===== Dataset records
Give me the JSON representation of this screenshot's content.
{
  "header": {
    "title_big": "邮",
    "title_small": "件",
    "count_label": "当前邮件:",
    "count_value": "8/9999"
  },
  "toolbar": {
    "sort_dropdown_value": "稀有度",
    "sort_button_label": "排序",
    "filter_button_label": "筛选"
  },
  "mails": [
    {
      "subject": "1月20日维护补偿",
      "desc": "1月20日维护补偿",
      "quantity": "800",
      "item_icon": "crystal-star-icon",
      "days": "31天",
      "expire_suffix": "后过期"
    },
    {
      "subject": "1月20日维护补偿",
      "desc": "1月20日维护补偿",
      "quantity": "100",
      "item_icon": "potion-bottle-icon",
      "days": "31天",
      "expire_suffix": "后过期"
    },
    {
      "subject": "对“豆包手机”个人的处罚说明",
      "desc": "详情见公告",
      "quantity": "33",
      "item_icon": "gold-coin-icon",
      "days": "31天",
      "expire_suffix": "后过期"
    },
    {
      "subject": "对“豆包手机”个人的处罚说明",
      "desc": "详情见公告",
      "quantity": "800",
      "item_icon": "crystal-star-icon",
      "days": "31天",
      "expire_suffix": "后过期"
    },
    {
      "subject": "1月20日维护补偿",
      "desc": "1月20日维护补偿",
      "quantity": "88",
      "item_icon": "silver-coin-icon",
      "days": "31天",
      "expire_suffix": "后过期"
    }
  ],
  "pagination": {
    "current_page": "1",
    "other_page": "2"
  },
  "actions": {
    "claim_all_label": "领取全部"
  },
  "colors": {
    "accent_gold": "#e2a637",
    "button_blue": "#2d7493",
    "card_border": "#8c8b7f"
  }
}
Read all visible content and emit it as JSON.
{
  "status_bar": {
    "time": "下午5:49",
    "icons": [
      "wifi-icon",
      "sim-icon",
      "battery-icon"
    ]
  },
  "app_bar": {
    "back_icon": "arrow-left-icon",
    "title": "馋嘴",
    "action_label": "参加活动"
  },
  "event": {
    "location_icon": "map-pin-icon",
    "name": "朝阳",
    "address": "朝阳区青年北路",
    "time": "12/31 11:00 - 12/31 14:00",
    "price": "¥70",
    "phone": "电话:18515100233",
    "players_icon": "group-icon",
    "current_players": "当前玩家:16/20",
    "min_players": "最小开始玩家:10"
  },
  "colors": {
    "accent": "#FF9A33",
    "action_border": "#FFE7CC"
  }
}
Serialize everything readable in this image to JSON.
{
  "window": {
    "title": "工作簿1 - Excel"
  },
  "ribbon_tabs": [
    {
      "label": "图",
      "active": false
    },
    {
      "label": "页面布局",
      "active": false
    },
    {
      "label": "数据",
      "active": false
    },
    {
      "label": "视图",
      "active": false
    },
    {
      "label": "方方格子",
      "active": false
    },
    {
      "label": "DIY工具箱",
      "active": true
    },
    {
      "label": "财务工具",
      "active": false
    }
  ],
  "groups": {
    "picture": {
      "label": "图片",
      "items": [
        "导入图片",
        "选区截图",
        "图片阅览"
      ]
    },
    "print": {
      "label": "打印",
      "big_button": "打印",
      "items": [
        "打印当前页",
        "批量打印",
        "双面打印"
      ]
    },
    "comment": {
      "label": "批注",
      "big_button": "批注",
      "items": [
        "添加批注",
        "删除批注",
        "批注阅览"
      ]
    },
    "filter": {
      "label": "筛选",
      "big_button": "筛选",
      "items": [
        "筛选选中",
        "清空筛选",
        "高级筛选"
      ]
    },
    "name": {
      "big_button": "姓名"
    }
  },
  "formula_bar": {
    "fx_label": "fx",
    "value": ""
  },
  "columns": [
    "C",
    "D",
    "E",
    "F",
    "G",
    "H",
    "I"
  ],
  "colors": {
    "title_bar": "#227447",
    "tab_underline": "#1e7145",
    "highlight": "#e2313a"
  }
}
==========
• _Exercise prompt_: Repeat all the records. Match each line exactly.

• _Expected answer_:
Give me the JSON representation of this screenshot's content.
{
  "header": {
    "title_big": "邮",
    "title_small": "件",
    "count_label": "当前邮件:",
    "count_value": "8/9999"
  },
  "toolbar": {
    "sort_dropdown_value": "稀有度",
    "sort_button_label": "排序",
    "filter_button_label": "筛选"
  },
  "mails": [
    {
      "subject": "1月20日维护补偿",
      "desc": "1月20日维护补偿",
      "quantity": "800",
      "item_icon": "crystal-star-icon",
      "days": "31天",
      "expire_suffix": "后过期"
    },
    {
      "subject": "1月20日维护补偿",
      "desc": "1月20日维护补偿",
      "quantity": "100",
      "item_icon": "potion-bottle-icon",
      "days": "31天",
      "expire_suffix": "后过期"
    },
    {
      "subject": "对“豆包手机”个人的处罚说明",
      "desc": "详情见公告",
      "quantity": "33",
      "item_icon": "gold-coin-icon",
      "days": "31天",
      "expire_suffix": "后过期"
    },
    {
      "subject": "对“豆包手机”个人的处罚说明",
      "desc": "详情见公告",
      "quantity": "800",
      "item_icon": "crystal-star-icon",
      "days": "31天",
      "expire_suffix": "后过期"
    },
    {
      "subject": "1月20日维护补偿",
      "desc": "1月20日维护补偿",
      "quantity": "88",
      "item_icon": "silver-coin-icon",
      "days": "31天",
      "expire_suffix": "后过期"
    }
  ],
  "pagination": {
    "current_page": "1",
    "other_page": "2"
  },
  "actions": {
    "claim_all_label": "领取全部"
  },
  "colors": {
    "accent_gold": "#e2a637",
    "button_blue": "#2d7493",
    "card_border": "#8c8b7f"
  }
}
Read all visible content and emit it as JSON.
{
  "status_bar": {
    "time": "下午5:49",
    "icons": [
      "wifi-icon",
      "sim-icon",
      "battery-icon"
    ]
  },
  "app_bar": {
    "back_icon": "arrow-left-icon",
    "title": "馋嘴",
    "action_label": "参加活动"
  },
  "event": {
    "location_icon": "map-pin-icon",
    "name": "朝阳",
    "address": "朝阳区青年北路",
    "time": "12/31 11:00 - 12/31 14:00",
    "price": "¥70",
    "phone": "电话:18515100233",
    "players_icon": "group-icon",
    "current_players": "当前玩家:16/20",
    "min_players": "最小开始玩家:10"
  },
  "colors": {
    "accent": "#FF9A33",
    "action_border": "#FFE7CC"
  }
}
Serialize everything readable in this image to JSON.
{
  "window": {
    "title": "工作簿1 - Excel"
  },
  "ribbon_tabs": [
    {
      "label": "图",
      "active": false
    },
    {
      "label": "页面布局",
      "active": false
    },
    {
      "label": "数据",
      "active": false
    },
    {
      "label": "视图",
      "active": false
    },
    {
      "label": "方方格子",
      "active": false
    },
    {
      "label": "DIY工具箱",
      "active": true
    },
    {
      "label": "财务工具",
      "active": false
    }
  ],
  "groups": {
    "picture": {
      "label": "图片",
      "items": [
        "导入图片",
        "选区截图",
        "图片阅览"
      ]
    },
    "print": {
      "label": "打印",
      "big_button": "打印",
      "items": [
        "打印当前页",
        "批量打印",
        "双面打印"
      ]
    },
    "comment": {
      "label": "批注",
      "big_button": "批注",
      "items": [
        "添加批注",
        "删除批注",
        "批注阅览"
      ]
    },
    "filter": {
      "label": "筛选",
      "big_button": "筛选",
      "items": [
        "筛选选中",
        "清空筛选",
        "高级筛选"
      ]
    },
    "name": {
      "big_button": "姓名"
    }
  },
  "formula_bar": {
    "fx_label": "fx",
    "value": ""
  },
  "columns": [
    "C",
    "D",
    "E",
    "F",
    "G",
    "H",
    "I"
  ],
  "colors": {
    "title_bar": "#227447",
    "tab_underline": "#1e7145",
    "highlight": "#e2313a"
  }
}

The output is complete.